> **Given records**:
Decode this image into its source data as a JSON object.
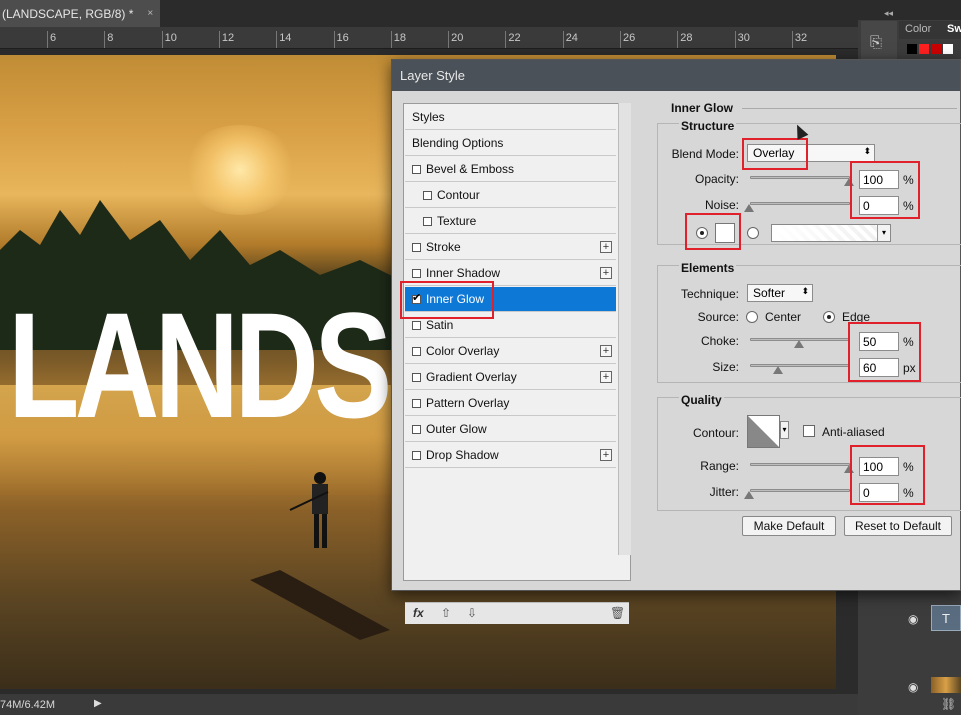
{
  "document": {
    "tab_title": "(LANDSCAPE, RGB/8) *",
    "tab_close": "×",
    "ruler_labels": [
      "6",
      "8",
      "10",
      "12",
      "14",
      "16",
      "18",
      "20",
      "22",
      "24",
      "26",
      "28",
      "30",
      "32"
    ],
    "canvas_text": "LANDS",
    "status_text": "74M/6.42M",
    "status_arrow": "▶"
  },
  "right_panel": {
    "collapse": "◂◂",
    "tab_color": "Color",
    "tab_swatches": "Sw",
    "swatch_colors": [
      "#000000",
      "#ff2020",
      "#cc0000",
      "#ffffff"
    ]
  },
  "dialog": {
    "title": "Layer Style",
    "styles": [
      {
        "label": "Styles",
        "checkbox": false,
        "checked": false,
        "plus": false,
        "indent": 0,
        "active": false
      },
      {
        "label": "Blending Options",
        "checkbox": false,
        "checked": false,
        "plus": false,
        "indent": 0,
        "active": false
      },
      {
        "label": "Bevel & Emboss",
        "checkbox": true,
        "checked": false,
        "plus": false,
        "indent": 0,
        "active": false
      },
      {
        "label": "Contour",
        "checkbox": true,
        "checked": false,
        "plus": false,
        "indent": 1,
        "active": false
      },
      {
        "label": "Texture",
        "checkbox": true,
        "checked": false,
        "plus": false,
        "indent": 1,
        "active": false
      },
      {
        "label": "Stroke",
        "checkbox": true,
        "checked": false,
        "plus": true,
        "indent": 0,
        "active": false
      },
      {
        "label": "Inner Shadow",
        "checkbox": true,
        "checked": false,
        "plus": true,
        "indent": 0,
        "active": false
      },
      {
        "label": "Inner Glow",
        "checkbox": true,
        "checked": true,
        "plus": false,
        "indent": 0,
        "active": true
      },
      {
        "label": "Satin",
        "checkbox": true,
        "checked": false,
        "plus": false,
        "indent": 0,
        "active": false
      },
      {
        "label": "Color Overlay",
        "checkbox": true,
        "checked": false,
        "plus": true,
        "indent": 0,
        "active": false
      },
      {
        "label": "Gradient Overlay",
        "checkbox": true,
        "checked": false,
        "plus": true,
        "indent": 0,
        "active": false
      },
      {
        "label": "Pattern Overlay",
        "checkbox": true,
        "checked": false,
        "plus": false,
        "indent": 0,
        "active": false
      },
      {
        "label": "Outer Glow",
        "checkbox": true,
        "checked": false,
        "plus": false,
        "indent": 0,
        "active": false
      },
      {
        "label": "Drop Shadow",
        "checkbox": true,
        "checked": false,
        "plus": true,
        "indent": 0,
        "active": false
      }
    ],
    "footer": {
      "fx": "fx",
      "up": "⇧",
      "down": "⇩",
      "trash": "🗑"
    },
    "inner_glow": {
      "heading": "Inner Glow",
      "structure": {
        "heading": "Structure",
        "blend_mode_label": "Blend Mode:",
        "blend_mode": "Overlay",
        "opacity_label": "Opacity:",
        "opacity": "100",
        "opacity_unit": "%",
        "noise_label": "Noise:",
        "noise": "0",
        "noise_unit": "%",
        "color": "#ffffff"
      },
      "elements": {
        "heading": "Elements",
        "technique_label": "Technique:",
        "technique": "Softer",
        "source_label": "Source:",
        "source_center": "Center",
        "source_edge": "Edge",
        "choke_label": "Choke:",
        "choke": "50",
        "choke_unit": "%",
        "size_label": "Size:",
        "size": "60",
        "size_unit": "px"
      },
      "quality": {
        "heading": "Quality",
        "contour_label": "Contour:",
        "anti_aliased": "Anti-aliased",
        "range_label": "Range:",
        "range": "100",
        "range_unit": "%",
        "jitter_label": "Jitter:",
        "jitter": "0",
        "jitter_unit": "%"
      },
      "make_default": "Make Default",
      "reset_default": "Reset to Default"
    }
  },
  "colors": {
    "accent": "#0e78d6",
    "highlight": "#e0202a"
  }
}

---

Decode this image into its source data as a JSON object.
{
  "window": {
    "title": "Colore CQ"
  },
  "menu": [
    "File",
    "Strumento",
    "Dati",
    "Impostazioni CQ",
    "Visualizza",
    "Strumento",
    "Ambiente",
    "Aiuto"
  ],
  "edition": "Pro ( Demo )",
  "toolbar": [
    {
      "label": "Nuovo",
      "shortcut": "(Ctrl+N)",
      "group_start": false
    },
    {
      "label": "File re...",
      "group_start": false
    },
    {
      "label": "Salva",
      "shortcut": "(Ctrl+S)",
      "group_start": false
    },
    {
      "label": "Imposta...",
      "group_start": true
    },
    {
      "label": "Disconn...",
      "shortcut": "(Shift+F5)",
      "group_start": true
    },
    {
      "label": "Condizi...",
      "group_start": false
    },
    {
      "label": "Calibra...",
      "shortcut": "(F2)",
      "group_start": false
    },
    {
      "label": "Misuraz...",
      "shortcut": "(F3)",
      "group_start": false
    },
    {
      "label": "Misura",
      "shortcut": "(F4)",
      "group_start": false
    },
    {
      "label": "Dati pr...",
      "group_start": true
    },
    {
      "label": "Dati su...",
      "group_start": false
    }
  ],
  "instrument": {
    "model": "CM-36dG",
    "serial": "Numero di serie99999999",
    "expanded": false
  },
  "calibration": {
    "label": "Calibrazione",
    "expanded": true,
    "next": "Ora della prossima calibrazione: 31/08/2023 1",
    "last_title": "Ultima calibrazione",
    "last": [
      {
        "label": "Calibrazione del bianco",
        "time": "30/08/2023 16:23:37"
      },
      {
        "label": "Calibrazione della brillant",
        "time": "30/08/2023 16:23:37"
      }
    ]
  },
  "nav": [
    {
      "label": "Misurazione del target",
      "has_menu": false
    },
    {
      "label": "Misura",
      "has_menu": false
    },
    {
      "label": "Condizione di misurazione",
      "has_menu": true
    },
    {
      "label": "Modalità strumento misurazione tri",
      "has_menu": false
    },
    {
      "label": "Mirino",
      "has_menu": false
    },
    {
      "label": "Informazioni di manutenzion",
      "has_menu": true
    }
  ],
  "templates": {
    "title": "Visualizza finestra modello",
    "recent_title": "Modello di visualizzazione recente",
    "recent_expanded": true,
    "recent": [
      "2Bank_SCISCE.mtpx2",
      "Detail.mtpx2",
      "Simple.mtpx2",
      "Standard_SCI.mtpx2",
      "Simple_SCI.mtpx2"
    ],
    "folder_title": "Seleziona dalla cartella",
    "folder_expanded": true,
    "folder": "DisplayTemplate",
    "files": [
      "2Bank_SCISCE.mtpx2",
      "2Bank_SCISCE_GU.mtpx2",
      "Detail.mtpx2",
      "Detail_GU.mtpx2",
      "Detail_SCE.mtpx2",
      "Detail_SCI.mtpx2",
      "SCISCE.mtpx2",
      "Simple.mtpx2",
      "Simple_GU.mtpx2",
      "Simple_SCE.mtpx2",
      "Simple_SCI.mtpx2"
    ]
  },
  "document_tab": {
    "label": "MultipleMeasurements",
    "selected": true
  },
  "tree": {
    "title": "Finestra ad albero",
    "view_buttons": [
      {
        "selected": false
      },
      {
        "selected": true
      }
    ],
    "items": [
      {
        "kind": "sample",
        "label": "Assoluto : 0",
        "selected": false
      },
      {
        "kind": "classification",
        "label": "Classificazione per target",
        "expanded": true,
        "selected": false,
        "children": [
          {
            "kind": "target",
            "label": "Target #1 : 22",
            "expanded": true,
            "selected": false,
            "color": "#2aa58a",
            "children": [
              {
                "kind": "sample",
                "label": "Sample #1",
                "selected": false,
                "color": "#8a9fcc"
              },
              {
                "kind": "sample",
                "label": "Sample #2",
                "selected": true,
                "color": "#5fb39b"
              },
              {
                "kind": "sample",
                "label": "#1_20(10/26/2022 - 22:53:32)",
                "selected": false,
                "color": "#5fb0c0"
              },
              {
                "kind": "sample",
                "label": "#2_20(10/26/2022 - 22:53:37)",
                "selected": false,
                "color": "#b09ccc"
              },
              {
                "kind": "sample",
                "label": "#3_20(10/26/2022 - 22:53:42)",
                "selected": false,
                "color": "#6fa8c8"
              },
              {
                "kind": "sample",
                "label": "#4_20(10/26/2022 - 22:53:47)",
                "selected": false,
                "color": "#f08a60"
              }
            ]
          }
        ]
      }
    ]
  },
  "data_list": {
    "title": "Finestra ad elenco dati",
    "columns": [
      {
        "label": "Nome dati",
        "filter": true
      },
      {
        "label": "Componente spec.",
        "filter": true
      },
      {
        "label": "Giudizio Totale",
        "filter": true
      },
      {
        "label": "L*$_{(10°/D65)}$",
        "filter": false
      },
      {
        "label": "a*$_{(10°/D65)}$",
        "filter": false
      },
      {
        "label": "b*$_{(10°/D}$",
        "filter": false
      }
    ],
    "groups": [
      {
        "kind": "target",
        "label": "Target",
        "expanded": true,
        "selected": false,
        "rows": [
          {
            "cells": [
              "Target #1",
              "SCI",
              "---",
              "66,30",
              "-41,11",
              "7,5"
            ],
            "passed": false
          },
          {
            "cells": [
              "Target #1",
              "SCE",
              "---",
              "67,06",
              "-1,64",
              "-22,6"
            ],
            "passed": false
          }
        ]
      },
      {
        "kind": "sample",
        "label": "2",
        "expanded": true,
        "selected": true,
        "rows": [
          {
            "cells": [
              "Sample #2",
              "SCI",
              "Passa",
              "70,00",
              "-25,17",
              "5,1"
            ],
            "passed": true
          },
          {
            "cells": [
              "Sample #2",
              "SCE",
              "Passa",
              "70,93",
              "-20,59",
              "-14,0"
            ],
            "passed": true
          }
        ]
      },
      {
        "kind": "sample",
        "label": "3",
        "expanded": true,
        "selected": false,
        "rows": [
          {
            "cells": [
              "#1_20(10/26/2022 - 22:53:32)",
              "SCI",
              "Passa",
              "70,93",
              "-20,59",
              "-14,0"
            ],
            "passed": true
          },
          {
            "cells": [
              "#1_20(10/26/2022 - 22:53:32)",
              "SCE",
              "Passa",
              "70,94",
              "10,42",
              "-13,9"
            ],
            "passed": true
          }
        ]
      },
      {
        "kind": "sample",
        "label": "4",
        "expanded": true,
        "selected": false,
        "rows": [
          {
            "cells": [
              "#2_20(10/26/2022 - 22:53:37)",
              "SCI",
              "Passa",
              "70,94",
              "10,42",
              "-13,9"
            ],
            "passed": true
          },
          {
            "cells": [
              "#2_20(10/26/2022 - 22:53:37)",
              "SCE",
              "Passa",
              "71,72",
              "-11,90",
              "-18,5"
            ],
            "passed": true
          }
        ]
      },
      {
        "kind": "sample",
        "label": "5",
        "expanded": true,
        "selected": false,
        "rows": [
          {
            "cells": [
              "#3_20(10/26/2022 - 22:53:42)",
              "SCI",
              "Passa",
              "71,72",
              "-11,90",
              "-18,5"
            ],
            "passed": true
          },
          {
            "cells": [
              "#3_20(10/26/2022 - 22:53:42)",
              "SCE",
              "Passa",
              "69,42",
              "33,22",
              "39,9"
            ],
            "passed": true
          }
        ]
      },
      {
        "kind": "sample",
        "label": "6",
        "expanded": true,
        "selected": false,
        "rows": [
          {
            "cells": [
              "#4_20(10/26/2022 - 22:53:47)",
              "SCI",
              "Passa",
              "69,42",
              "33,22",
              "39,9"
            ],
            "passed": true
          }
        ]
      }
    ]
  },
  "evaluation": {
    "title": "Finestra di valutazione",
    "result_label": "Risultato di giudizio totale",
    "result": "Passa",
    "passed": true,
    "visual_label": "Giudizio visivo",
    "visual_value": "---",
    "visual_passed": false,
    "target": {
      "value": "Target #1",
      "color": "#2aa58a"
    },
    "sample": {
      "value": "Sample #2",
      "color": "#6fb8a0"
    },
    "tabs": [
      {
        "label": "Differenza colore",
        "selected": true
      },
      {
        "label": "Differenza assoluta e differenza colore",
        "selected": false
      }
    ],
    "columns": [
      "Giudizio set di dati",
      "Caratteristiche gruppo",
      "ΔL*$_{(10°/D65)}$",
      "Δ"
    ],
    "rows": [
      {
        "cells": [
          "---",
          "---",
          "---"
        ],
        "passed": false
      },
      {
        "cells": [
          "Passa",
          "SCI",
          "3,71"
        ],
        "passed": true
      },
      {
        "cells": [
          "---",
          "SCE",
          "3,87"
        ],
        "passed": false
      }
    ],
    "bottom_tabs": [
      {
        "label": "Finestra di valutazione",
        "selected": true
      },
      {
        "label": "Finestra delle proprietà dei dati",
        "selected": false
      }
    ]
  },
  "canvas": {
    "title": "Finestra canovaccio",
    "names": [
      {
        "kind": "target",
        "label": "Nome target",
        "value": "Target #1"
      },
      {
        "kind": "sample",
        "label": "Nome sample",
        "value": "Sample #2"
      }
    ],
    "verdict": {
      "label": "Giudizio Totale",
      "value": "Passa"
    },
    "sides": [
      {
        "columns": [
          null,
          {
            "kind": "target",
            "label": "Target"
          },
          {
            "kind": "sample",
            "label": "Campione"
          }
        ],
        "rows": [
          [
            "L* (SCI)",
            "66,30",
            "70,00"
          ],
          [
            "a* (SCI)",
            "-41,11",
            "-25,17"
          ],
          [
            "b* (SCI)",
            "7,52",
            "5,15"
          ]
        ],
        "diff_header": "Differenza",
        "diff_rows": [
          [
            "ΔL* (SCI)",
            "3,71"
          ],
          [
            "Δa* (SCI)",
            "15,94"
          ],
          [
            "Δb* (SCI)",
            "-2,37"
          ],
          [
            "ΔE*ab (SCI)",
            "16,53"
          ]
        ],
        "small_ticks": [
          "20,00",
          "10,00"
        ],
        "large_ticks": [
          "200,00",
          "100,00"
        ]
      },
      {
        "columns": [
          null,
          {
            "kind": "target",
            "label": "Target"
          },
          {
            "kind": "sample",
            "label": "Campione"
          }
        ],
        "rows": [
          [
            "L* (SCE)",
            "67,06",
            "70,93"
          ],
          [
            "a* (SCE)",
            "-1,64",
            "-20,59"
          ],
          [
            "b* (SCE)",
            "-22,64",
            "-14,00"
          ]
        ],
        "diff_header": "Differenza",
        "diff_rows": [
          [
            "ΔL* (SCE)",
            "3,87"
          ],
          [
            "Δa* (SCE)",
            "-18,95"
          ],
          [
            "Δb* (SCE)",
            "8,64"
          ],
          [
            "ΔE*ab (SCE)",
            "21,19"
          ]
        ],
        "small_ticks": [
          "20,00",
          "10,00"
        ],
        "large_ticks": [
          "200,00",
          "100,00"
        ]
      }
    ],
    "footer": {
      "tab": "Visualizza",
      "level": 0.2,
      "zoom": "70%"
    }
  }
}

> **Given exercise**: Search the records above for the string "Contour". Copy every line that contains it.

> **Correct output**:
        "label": "Contour",
        "contour_label": "Contour:",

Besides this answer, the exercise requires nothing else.